- RAW RECORDS -

——

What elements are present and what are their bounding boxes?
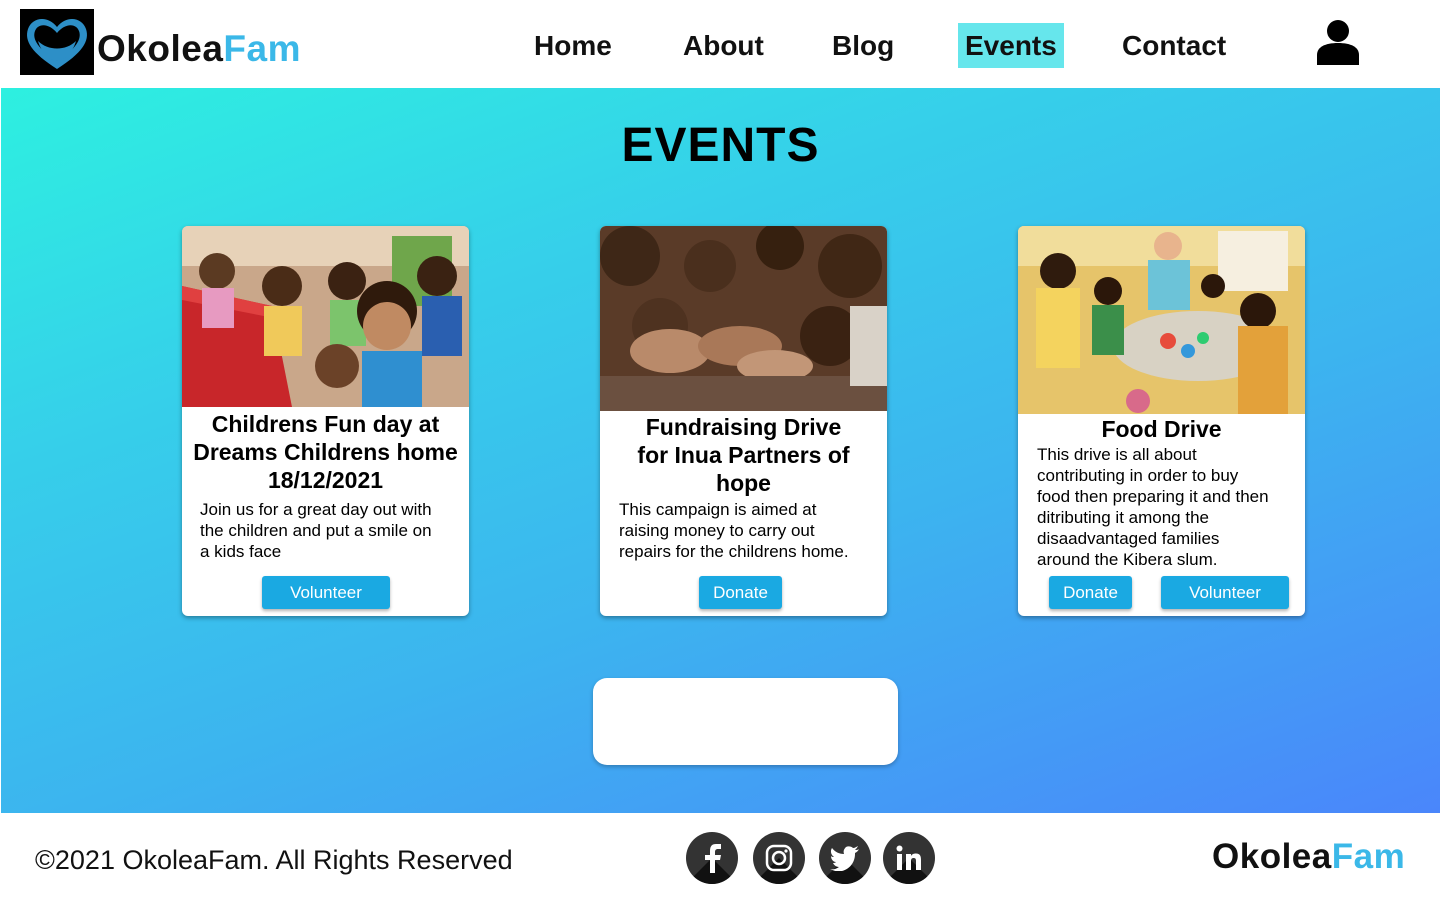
logo[interactable] [20,9,94,75]
event-description-line: around the Kibera slum. [1037,550,1218,569]
nav-about[interactable]: About [683,23,764,68]
event-title: Fundraising Drive for Inua Partners of h… [600,413,887,497]
event-description: This drive is all about contributing in … [1037,444,1299,570]
event-title-line: Dreams Childrens home [193,439,458,465]
nav-events[interactable]: Events [958,23,1064,68]
nav-contact[interactable]: Contact [1122,23,1226,68]
event-description-line: Join us for a great day out with [200,500,432,519]
event-description-line: repairs for the childrens home. [619,542,849,561]
event-description-line: This campaign is aimed at [619,500,817,519]
page-title: EVENTS [621,119,820,172]
event-description-line: raising money to carry out [619,521,815,540]
event-description-line: This drive is all about [1037,445,1197,464]
site-footer: ©2021 OkoleaFam. All Rights Reserved Oko… [0,813,1440,901]
twitter-icon[interactable] [819,832,871,884]
event-title-line: for Inua Partners of [637,442,850,468]
donate-button[interactable]: Donate [1049,576,1132,609]
event-card: Childrens Fun day at Dreams Childrens ho… [182,226,469,616]
events-section: EVENTS Childrens Fun day at Dreams Child… [1,88,1440,813]
footer-brand[interactable]: OkoleaFam [1212,837,1405,877]
event-description-line: ditributing it among the [1037,508,1209,527]
event-description-line: food then preparing it and then [1037,487,1269,506]
event-title: Childrens Fun day at Dreams Childrens ho… [182,410,469,494]
footer-brand-main: Okolea [1212,837,1332,876]
event-title: Food Drive [1101,416,1222,442]
children-painting-photo [1018,226,1305,414]
copyright-text: ©2021 OkoleaFam. All Rights Reserved [35,845,513,875]
children-reading-photo [182,226,469,407]
empty-panel[interactable] [593,678,898,765]
heart-hands-icon [27,18,87,69]
facebook-icon[interactable] [686,832,738,884]
linkedin-icon[interactable] [883,832,935,884]
donate-button[interactable]: Donate [699,576,782,609]
event-card: Food Drive This drive is all about contr… [1018,226,1305,616]
event-description-line: disaadvantaged families [1037,529,1220,548]
nav-home[interactable]: Home [534,23,612,68]
children-hands-photo [600,226,887,411]
footer-brand-accent: Fam [1331,837,1406,876]
event-description-line: contributing in order to buy [1037,466,1239,485]
event-description: Join us for a great day out with the chi… [200,499,462,562]
event-title-line: hope [716,470,771,496]
brand-name[interactable]: OkoleaFam [97,28,301,70]
volunteer-button[interactable]: Volunteer [1161,576,1289,609]
instagram-icon[interactable] [753,832,805,884]
site-header: OkoleaFam Home About Blog Events Contact [0,0,1440,88]
event-card: Fundraising Drive for Inua Partners of h… [600,226,887,616]
event-description-line: a kids face [200,542,282,561]
event-description: This campaign is aimed at raising money … [619,499,881,562]
event-title-line: Childrens Fun day at [211,411,440,437]
nav-blog[interactable]: Blog [832,23,894,68]
user-icon[interactable] [1317,19,1359,65]
brand-accent: Fam [223,28,301,69]
volunteer-button[interactable]: Volunteer [262,576,390,609]
brand-main: Okolea [97,28,224,69]
event-title-line: Fundraising Drive [645,414,842,440]
event-title-line: 18/12/2021 [267,467,384,493]
event-description-line: the children and put a smile on [200,521,432,540]
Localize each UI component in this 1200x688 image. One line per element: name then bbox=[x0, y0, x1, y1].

——

- WHAT NEEDS TO BE DONE -
Gather each line in the rows above that contains the word "volunteer" and copy it in full.

- EXPECTED ANSWER -
volunteer-button[interactable]: Volunteer [1161,576,1289,609]
volunteer-button[interactable]: Volunteer [262,576,390,609]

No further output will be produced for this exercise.